#### WORK TO BE COMPLETED:
Wherever "selected" appears in a line, copy that line.

[Stored entries]

((

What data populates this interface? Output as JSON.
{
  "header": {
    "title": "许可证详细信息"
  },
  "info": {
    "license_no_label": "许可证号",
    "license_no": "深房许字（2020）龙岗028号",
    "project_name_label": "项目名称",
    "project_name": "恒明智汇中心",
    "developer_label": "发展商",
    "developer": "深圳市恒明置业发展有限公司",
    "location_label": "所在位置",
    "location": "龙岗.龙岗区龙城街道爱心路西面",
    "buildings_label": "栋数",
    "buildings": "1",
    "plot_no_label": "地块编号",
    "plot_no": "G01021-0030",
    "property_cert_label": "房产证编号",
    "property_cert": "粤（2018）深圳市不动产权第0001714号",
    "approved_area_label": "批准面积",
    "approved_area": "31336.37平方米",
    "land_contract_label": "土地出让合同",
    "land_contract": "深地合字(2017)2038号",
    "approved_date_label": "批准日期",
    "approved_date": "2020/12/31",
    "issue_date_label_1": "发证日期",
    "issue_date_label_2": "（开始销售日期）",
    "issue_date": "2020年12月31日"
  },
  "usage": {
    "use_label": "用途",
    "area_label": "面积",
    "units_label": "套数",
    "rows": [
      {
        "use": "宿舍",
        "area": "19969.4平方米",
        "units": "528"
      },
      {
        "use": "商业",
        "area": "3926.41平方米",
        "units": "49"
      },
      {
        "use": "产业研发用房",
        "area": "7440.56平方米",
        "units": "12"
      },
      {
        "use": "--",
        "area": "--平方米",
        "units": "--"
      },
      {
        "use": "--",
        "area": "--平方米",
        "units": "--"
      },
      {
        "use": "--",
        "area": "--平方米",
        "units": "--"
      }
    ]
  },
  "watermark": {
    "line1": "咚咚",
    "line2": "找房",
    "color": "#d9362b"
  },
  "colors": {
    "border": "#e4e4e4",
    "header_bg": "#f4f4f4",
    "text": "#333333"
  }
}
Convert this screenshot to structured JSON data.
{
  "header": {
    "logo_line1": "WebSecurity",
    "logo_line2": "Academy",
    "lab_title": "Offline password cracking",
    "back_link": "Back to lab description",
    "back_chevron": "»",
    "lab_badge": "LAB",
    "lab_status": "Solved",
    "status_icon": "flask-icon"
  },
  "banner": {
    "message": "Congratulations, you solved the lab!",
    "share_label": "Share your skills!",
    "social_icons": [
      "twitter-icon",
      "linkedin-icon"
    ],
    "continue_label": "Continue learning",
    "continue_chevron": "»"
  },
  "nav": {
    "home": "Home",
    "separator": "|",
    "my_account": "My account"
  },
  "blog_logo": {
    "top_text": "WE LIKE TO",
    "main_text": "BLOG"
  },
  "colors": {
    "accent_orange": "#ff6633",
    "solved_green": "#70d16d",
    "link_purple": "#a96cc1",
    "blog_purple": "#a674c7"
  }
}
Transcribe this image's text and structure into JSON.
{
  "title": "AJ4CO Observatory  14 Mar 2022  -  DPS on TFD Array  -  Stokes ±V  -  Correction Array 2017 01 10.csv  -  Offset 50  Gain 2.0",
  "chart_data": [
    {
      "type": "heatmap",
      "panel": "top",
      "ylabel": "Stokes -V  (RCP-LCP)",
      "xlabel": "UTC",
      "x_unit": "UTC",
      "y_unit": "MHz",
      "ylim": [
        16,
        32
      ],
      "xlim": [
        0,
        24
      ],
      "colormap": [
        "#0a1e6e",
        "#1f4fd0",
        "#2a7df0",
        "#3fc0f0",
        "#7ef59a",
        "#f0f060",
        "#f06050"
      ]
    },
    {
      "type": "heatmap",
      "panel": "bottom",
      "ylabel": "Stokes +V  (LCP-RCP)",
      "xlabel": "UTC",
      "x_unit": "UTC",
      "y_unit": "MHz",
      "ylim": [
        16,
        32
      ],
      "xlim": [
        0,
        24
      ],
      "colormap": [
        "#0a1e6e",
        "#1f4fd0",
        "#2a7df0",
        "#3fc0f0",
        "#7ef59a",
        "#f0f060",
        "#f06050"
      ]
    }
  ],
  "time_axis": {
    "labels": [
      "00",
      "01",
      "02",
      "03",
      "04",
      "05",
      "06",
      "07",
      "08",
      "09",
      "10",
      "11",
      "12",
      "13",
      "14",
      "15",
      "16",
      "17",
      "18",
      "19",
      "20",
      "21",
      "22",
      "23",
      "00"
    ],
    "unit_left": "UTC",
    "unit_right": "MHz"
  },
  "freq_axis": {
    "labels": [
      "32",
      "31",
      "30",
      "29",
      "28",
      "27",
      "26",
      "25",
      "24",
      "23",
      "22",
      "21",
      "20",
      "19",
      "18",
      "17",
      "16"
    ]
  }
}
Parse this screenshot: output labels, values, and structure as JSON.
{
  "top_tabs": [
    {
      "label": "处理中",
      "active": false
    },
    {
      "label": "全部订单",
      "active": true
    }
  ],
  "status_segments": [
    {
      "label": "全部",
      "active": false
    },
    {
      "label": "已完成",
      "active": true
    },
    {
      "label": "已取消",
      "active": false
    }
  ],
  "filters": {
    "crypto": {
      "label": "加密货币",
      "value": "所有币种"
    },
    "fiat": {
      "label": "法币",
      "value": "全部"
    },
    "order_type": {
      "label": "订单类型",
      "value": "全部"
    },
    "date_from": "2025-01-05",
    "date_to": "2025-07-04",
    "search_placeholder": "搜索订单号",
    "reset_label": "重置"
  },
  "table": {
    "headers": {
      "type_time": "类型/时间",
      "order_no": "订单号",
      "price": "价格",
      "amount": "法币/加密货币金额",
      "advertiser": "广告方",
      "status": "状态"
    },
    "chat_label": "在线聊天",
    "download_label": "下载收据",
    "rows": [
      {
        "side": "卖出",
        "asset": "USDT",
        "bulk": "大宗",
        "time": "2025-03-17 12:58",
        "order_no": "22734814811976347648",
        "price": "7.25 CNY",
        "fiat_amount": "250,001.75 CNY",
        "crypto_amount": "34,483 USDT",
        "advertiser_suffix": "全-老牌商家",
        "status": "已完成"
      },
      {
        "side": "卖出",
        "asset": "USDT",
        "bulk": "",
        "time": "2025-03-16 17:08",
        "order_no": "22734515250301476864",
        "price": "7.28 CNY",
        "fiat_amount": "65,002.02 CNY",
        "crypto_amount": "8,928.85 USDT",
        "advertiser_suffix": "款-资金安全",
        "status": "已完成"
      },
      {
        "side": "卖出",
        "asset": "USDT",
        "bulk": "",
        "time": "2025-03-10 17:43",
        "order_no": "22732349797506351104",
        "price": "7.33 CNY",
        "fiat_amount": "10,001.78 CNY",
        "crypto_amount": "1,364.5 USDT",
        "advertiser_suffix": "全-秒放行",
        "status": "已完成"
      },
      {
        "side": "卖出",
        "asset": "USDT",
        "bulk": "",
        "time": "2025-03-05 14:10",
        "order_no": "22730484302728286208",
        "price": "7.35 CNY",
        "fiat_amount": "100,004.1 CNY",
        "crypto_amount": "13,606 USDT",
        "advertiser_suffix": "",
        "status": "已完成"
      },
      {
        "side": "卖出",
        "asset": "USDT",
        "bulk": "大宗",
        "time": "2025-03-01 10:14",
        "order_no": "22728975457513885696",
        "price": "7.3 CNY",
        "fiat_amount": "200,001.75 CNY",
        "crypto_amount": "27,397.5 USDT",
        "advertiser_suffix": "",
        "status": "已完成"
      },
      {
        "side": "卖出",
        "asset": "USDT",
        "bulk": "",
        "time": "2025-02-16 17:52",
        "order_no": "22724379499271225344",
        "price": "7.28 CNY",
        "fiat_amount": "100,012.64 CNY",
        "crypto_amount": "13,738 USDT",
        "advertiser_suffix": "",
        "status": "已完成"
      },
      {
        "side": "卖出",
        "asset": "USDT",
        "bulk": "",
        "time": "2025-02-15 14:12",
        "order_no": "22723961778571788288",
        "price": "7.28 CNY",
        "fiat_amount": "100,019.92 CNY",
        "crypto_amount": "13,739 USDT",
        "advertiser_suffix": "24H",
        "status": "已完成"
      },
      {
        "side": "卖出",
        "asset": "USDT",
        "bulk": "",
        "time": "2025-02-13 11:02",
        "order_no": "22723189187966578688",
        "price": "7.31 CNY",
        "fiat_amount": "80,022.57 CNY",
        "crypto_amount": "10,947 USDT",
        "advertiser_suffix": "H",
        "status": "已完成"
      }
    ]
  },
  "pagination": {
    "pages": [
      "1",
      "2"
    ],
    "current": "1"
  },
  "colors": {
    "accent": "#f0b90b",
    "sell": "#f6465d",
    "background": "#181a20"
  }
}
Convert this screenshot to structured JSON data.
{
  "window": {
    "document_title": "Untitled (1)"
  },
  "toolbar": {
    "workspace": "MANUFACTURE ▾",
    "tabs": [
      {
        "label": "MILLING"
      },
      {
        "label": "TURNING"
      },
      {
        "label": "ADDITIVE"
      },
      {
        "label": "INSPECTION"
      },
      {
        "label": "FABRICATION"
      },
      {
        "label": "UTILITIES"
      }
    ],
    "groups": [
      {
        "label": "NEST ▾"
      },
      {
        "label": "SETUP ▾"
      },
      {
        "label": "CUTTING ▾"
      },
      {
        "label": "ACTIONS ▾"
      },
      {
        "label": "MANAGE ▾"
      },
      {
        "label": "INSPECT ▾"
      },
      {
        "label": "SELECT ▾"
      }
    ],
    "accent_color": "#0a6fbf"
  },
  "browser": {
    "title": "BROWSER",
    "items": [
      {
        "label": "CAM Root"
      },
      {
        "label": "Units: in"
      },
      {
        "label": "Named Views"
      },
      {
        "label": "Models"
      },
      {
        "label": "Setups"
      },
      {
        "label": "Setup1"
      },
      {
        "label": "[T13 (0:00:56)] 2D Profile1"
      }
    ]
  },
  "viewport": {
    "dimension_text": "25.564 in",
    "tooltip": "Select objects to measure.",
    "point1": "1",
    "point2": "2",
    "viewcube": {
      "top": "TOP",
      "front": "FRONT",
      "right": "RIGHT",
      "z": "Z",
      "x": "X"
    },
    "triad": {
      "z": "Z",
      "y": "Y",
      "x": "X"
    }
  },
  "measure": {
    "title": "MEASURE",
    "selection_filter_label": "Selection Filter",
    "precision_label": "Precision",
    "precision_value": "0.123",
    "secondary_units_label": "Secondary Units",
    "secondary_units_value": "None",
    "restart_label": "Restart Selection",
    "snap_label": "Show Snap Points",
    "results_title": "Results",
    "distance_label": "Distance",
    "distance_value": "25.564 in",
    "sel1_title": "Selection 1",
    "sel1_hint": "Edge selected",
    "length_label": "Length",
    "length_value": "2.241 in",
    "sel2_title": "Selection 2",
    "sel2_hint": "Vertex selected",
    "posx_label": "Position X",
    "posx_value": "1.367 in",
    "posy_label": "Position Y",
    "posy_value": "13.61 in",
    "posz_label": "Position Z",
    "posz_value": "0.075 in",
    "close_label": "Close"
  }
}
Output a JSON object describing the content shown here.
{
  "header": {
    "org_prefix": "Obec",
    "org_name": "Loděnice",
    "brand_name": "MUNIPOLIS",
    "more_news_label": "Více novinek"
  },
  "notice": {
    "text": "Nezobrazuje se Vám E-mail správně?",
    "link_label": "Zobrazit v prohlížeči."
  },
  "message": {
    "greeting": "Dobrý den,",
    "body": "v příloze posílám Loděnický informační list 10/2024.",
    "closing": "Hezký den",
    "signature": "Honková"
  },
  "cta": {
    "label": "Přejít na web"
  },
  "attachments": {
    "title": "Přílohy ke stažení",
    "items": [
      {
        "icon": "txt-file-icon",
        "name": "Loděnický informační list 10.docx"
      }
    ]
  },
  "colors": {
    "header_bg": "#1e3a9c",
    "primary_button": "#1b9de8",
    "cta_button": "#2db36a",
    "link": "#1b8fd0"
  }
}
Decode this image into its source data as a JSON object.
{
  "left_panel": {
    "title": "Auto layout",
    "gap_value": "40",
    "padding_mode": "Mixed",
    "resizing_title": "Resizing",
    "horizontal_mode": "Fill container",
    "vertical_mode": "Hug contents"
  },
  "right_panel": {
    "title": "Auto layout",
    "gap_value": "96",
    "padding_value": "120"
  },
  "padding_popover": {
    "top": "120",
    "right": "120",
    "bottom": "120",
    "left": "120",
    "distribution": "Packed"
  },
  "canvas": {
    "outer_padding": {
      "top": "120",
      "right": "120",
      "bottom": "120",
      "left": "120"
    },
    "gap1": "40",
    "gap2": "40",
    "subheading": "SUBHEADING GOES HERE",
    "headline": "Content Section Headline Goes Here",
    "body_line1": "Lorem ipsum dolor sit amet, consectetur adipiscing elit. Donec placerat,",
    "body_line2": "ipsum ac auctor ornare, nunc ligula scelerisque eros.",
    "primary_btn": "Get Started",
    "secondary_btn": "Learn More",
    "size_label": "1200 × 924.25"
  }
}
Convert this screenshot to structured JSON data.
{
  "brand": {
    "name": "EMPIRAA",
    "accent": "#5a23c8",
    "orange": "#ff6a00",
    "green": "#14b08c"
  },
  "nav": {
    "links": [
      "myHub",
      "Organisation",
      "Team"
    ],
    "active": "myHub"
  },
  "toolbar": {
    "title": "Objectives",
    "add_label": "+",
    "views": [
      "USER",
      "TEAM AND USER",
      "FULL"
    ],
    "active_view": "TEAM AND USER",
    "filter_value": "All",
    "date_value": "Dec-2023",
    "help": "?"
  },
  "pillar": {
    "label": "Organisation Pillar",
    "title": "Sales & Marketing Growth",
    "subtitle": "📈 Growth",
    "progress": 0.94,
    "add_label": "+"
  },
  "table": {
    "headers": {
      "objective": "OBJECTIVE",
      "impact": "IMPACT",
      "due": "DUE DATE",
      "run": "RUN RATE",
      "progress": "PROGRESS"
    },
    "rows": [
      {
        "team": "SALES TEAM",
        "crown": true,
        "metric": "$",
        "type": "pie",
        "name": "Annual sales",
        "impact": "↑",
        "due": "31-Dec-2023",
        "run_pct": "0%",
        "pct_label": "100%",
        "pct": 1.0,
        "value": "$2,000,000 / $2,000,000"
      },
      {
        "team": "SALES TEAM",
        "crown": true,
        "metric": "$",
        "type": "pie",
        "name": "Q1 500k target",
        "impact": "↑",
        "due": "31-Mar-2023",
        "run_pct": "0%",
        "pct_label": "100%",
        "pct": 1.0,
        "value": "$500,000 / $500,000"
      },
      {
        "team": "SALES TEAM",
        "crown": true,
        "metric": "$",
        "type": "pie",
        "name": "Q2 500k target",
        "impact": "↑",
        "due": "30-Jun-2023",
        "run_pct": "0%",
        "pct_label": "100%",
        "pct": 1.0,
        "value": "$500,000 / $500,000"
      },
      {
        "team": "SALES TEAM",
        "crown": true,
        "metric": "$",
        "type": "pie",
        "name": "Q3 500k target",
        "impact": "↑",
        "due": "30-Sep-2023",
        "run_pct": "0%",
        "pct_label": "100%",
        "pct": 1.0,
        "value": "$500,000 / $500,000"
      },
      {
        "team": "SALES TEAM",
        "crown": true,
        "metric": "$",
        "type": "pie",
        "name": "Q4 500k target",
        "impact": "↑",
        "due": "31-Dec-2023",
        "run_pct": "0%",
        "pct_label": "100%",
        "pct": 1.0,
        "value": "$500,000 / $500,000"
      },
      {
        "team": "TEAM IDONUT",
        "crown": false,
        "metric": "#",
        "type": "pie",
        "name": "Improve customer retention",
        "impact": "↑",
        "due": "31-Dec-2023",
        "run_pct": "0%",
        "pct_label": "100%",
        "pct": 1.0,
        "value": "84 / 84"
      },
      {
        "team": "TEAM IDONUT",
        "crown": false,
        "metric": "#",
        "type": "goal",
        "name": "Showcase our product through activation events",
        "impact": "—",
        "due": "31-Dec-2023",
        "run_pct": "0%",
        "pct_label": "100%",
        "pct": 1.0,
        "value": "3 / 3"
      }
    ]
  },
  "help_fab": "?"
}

))

#### WRITTEN ANSWER:
    "sel1_hint": "Edge selected",
    "sel2_hint": "Vertex selected",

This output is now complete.